→ **DATA LISTING**:
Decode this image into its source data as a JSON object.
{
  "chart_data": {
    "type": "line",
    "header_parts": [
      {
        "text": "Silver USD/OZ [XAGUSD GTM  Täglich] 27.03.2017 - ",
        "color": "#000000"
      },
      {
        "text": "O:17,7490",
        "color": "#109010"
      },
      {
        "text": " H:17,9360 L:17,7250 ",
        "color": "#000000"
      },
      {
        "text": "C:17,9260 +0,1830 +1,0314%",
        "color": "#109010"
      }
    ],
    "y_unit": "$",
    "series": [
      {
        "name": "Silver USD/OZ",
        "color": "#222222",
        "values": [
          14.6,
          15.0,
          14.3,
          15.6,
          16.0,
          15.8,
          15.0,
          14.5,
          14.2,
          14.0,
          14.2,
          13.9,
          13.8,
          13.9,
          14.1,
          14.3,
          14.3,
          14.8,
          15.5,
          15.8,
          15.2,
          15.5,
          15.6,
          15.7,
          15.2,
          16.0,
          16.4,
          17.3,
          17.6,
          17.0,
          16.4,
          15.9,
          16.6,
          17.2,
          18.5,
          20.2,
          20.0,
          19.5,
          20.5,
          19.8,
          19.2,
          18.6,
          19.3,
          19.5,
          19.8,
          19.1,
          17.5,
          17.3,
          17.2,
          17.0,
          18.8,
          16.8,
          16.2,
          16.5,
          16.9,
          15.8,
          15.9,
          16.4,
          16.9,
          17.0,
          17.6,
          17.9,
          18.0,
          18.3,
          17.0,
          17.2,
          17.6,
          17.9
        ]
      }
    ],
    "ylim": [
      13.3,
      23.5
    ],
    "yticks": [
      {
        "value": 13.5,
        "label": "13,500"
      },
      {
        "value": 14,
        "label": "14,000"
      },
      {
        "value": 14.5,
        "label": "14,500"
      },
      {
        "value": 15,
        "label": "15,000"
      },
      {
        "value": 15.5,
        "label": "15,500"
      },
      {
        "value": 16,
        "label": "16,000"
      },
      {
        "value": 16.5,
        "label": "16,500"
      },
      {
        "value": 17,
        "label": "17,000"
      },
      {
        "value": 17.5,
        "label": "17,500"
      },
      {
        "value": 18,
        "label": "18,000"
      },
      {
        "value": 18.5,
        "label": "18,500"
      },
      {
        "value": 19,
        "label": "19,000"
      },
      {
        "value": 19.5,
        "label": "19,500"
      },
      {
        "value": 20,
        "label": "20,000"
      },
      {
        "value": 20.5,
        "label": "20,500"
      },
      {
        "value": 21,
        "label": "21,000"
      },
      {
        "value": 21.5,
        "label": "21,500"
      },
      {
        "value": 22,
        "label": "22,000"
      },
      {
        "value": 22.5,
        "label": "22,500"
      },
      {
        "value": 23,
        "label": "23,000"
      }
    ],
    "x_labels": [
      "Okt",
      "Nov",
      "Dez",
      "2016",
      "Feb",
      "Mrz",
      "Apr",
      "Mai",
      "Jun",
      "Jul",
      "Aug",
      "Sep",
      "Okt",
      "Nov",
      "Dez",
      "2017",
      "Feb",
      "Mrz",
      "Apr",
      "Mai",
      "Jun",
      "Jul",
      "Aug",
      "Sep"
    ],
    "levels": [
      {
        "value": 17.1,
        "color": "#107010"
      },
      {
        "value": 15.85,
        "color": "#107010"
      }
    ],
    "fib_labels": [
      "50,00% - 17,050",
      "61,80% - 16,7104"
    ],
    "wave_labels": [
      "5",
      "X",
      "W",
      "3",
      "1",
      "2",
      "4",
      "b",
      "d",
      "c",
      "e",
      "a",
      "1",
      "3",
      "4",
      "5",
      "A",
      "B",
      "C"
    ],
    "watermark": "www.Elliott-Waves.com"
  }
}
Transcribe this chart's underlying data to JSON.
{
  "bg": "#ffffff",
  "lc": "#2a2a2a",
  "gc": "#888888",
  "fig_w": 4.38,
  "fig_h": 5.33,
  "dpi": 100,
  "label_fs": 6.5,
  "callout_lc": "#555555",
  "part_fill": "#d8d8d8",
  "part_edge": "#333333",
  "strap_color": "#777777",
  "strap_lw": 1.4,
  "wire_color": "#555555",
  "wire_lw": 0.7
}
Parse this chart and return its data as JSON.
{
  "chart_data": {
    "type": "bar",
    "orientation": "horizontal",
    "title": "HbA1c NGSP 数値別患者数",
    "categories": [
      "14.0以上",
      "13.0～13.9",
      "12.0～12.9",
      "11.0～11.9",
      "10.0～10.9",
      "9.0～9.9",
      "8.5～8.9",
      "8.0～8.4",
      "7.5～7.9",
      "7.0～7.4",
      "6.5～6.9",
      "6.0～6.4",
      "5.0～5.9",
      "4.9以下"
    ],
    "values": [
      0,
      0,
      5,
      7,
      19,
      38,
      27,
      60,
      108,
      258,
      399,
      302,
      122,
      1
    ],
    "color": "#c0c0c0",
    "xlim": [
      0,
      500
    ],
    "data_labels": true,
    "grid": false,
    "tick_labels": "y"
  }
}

* * *

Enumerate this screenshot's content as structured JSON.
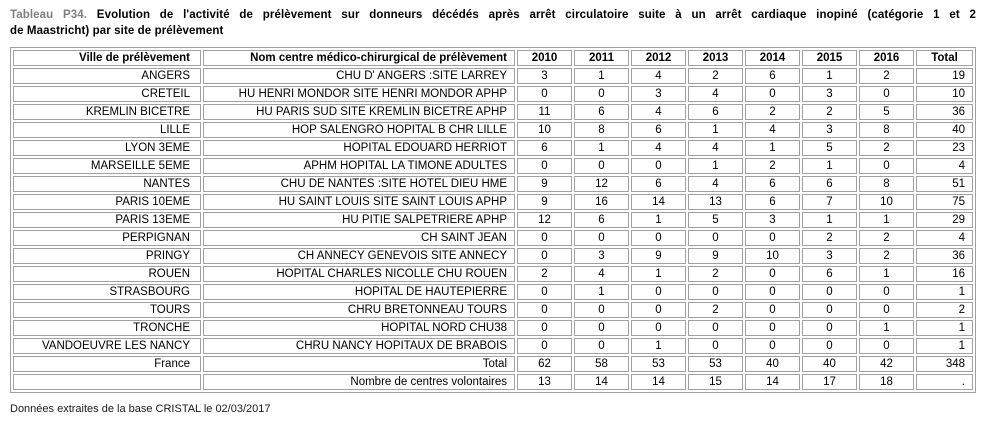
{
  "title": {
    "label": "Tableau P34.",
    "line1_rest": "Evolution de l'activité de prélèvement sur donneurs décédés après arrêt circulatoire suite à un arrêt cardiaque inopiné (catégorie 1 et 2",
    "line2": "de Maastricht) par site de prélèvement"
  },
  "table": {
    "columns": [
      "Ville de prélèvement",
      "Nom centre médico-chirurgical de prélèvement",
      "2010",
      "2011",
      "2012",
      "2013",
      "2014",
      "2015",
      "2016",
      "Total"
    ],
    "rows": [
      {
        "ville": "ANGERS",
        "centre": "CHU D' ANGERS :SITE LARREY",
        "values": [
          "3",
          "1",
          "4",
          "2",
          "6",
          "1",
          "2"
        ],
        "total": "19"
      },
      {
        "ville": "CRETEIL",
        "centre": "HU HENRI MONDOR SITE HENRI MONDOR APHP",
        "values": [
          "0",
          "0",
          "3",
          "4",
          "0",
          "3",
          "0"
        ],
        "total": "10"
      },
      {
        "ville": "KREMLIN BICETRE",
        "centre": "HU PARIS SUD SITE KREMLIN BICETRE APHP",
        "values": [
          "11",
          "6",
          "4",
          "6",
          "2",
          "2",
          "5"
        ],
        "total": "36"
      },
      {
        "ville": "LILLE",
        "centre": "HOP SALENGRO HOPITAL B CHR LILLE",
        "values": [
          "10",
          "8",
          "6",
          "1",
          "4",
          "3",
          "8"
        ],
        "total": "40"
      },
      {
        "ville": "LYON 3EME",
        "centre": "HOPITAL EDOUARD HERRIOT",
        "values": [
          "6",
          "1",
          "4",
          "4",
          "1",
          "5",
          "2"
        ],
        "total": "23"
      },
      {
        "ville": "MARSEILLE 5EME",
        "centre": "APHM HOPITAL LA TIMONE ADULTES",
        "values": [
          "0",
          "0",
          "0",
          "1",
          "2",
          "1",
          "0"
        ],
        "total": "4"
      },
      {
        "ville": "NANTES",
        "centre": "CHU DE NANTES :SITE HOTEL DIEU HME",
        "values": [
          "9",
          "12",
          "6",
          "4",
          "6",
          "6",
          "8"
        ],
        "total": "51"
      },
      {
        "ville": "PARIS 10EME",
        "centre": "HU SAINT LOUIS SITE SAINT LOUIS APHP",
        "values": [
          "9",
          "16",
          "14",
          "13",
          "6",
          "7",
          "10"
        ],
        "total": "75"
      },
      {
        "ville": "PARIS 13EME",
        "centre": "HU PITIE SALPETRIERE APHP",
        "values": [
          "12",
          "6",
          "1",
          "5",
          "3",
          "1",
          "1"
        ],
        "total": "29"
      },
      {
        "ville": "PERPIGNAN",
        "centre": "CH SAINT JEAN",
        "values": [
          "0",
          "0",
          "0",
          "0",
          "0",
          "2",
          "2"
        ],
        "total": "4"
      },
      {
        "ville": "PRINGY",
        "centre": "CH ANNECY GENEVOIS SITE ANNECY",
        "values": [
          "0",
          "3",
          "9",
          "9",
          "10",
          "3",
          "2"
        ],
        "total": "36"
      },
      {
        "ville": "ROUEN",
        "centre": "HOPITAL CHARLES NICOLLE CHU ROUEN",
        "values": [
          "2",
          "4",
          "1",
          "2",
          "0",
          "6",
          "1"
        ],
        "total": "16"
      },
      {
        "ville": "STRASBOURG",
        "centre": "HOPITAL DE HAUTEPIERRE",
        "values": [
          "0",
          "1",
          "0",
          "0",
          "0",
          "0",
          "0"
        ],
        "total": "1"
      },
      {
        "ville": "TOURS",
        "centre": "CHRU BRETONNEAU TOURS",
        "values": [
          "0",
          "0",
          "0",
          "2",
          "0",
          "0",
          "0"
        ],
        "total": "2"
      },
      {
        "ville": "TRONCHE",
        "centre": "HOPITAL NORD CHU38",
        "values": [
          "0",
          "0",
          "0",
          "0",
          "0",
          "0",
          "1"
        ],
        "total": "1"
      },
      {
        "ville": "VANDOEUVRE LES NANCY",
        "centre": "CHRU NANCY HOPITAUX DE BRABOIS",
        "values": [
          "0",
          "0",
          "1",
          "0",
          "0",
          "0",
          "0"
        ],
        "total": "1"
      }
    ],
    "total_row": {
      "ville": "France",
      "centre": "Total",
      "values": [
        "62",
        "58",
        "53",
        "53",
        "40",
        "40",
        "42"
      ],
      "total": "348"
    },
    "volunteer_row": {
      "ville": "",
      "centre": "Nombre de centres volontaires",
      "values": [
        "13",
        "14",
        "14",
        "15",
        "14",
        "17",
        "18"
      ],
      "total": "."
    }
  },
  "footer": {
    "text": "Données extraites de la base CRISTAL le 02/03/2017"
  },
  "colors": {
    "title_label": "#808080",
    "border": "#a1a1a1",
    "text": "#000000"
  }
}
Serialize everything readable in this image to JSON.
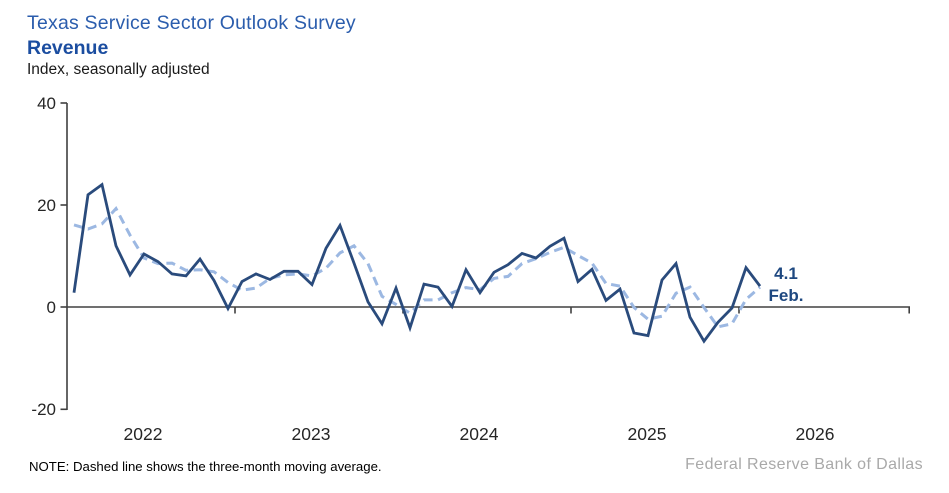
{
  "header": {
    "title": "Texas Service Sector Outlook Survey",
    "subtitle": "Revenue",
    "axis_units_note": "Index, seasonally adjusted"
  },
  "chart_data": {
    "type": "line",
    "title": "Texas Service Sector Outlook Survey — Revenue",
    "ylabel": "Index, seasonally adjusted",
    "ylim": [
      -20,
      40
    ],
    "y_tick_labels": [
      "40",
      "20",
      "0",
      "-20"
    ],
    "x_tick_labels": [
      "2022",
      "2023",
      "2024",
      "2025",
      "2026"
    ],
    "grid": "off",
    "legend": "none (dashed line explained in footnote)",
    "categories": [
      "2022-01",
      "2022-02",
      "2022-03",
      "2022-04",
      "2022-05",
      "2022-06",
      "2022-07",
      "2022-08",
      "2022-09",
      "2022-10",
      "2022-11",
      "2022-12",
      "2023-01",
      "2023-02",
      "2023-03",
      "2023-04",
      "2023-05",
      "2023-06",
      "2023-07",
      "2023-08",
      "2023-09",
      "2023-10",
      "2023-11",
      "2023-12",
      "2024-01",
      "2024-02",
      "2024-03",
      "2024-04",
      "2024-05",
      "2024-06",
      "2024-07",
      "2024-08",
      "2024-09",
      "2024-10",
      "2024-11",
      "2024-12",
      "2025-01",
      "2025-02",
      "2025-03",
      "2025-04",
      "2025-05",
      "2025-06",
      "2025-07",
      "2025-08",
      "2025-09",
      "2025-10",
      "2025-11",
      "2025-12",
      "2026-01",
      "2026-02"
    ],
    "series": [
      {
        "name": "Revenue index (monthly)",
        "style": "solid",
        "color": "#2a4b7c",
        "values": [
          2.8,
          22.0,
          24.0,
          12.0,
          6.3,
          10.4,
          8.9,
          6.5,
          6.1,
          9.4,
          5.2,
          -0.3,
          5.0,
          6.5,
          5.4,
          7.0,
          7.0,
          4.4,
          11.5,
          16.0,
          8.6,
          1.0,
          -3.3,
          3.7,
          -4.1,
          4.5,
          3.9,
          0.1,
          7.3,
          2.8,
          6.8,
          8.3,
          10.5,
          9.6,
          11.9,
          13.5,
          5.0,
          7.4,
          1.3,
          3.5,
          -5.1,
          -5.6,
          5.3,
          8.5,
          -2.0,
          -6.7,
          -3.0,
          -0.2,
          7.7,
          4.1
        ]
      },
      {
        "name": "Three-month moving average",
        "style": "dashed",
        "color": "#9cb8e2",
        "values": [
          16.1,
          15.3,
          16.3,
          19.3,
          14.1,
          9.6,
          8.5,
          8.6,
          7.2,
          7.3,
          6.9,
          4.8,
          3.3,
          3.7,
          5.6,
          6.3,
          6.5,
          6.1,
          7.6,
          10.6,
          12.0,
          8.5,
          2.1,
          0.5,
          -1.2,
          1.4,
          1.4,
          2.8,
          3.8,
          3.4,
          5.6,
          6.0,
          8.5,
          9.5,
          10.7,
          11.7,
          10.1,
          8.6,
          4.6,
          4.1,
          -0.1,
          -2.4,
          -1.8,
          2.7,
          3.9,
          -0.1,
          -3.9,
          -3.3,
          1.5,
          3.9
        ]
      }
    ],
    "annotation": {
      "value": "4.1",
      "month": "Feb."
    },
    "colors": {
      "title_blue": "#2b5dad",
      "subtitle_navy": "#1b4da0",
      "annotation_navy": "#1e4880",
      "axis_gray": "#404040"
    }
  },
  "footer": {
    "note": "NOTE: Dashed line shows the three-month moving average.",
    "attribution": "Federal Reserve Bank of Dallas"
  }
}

→ **THE PROBLEM**: Find every line above that contains the word "TOURS", and return each one.

→ **REPLY**:
        "ville": "TOURS",
        "centre": "CHRU BRETONNEAU TOURS",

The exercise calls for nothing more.